▸ WHAT IS REQUIRED: Could you print all the entries exactly?

________________

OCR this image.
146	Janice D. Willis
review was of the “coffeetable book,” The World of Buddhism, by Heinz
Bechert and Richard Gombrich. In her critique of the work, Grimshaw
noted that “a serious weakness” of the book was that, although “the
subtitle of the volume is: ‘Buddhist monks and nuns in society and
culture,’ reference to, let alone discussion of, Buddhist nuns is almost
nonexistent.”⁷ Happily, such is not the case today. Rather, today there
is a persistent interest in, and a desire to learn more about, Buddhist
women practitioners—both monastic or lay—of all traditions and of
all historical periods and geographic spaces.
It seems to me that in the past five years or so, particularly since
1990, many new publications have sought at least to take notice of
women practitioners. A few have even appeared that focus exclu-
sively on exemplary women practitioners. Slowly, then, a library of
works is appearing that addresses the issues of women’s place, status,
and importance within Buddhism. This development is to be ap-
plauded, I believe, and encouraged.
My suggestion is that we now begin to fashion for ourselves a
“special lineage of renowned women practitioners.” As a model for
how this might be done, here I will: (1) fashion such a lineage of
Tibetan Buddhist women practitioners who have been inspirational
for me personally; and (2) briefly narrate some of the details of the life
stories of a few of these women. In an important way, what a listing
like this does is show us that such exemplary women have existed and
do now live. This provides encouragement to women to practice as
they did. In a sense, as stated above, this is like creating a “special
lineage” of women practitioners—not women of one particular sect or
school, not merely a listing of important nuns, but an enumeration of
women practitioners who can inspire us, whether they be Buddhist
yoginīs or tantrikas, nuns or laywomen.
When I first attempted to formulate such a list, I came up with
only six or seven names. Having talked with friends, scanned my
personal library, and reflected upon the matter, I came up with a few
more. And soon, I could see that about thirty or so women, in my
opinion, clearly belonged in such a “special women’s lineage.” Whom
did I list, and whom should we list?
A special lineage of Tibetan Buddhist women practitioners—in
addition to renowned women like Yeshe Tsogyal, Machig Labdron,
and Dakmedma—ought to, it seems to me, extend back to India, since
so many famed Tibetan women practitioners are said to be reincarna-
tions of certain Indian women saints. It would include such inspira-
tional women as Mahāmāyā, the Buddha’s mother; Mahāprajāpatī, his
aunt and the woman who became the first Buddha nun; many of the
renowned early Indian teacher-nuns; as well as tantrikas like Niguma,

________________

▸ THE OUTPUT:
OCR this image.
146	Janice D. Willis
review was of the “coffeetable book,” The World of Buddhism, by Heinz
Bechert and Richard Gombrich. In her critique of the work, Grimshaw
noted that “a serious weakness” of the book was that, although “the
subtitle of the volume is: ‘Buddhist monks and nuns in society and
culture,’ reference to, let alone discussion of, Buddhist nuns is almost
nonexistent.”⁷ Happily, such is not the case today. Rather, today there
is a persistent interest in, and a desire to learn more about, Buddhist
women practitioners—both monastic or lay—of all traditions and of
all historical periods and geographic spaces.
It seems to me that in the past five years or so, particularly since
1990, many new publications have sought at least to take notice of
women practitioners. A few have even appeared that focus exclu-
sively on exemplary women practitioners. Slowly, then, a library of
works is appearing that addresses the issues of women’s place, status,
and importance within Buddhism. This development is to be ap-
plauded, I believe, and encouraged.
My suggestion is that we now begin to fashion for ourselves a
“special lineage of renowned women practitioners.” As a model for
how this might be done, here I will: (1) fashion such a lineage of
Tibetan Buddhist women practitioners who have been inspirational
for me personally; and (2) briefly narrate some of the details of the life
stories of a few of these women. In an important way, what a listing
like this does is show us that such exemplary women have existed and
do now live. This provides encouragement to women to practice as
they did. In a sense, as stated above, this is like creating a “special
lineage” of women practitioners—not women of one particular sect or
school, not merely a listing of important nuns, but an enumeration of
women practitioners who can inspire us, whether they be Buddhist
yoginīs or tantrikas, nuns or laywomen.
When I first attempted to formulate such a list, I came up with
only six or seven names. Having talked with friends, scanned my
personal library, and reflected upon the matter, I came up with a few
more. And soon, I could see that about thirty or so women, in my
opinion, clearly belonged in such a “special women’s lineage.” Whom
did I list, and whom should we list?
A special lineage of Tibetan Buddhist women practitioners—in
addition to renowned women like Yeshe Tsogyal, Machig Labdron,
and Dakmedma—ought to, it seems to me, extend back to India, since
so many famed Tibetan women practitioners are said to be reincarna-
tions of certain Indian women saints. It would include such inspira-
tional women as Mahāmāyā, the Buddha’s mother; Mahāprajāpatī, his
aunt and the woman who became the first Buddha nun; many of the
renowned early Indian teacher-nuns; as well as tantrikas like Niguma,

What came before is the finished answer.